▶ Stated task
Work out how many lines of the records hold the string "title", and reply with that number alone.

▶ Supplied records
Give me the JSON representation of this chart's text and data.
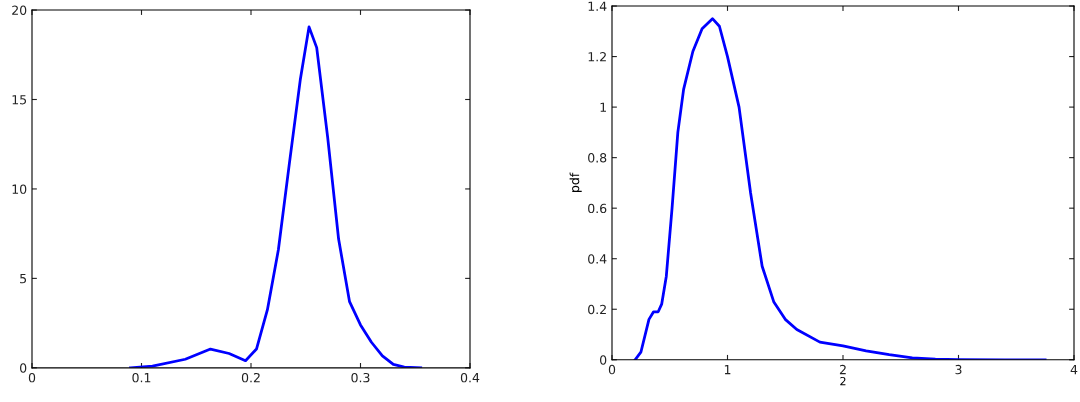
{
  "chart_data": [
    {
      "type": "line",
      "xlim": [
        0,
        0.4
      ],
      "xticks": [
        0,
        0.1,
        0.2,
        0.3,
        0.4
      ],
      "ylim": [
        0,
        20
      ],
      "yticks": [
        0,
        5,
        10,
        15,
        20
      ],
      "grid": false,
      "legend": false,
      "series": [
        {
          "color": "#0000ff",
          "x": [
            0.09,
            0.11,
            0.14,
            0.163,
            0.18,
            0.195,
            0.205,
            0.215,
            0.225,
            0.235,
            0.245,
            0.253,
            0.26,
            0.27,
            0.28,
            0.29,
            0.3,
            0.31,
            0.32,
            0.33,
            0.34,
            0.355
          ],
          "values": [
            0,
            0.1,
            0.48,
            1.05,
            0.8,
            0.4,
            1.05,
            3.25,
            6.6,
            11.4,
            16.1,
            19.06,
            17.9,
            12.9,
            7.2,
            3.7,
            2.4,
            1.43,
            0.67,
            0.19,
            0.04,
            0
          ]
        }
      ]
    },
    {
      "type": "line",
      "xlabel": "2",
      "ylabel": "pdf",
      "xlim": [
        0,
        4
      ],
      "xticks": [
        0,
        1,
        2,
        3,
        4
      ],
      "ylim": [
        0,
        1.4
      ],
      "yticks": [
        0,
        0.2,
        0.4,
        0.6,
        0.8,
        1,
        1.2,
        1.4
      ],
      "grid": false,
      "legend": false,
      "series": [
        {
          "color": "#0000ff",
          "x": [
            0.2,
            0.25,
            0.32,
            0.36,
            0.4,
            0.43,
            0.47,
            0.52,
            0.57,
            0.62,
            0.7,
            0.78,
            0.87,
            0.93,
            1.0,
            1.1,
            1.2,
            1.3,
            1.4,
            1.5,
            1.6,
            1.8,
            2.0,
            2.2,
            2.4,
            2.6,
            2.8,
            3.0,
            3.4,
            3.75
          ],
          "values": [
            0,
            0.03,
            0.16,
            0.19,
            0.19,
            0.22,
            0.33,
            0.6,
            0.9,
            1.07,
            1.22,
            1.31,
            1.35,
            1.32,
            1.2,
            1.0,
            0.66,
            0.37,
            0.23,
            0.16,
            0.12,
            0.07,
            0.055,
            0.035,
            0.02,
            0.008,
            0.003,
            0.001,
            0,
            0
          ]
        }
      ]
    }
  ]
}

--

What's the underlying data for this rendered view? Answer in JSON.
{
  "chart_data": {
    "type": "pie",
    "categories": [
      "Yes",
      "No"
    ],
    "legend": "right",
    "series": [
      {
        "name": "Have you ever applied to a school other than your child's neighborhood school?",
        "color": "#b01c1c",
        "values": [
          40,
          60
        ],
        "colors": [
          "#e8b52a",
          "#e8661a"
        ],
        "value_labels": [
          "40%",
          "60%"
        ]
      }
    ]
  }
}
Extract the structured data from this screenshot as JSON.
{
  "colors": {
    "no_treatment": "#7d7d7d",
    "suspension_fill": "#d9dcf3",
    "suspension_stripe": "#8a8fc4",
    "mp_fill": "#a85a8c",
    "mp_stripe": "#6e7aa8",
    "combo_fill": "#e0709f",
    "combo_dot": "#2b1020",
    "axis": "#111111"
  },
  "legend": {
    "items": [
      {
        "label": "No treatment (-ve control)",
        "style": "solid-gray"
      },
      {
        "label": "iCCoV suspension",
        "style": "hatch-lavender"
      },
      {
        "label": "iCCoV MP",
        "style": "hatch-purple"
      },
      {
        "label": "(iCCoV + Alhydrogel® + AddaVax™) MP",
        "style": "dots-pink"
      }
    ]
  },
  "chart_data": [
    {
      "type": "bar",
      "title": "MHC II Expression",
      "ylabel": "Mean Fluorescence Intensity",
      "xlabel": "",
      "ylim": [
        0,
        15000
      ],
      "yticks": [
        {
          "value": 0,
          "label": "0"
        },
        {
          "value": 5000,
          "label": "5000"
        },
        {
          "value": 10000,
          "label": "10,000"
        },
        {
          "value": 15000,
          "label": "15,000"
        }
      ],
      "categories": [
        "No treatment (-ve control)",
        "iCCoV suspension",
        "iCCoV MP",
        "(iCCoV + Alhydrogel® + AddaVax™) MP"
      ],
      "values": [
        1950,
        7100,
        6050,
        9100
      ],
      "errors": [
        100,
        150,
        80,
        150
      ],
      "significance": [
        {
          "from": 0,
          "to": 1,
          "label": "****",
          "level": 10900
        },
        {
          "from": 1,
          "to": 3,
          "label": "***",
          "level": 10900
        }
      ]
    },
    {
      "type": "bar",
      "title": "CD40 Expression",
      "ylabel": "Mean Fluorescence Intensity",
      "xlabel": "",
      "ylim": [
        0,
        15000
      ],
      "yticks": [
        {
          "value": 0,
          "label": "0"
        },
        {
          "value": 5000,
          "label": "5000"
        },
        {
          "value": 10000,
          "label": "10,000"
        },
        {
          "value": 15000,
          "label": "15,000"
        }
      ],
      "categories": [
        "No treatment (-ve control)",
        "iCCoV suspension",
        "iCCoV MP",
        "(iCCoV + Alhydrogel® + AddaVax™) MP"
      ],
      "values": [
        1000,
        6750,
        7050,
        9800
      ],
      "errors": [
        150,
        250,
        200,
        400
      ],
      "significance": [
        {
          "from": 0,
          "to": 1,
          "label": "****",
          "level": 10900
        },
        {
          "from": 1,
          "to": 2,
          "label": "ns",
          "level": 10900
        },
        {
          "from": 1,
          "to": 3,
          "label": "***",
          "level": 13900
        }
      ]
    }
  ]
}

▶ Response to this task
2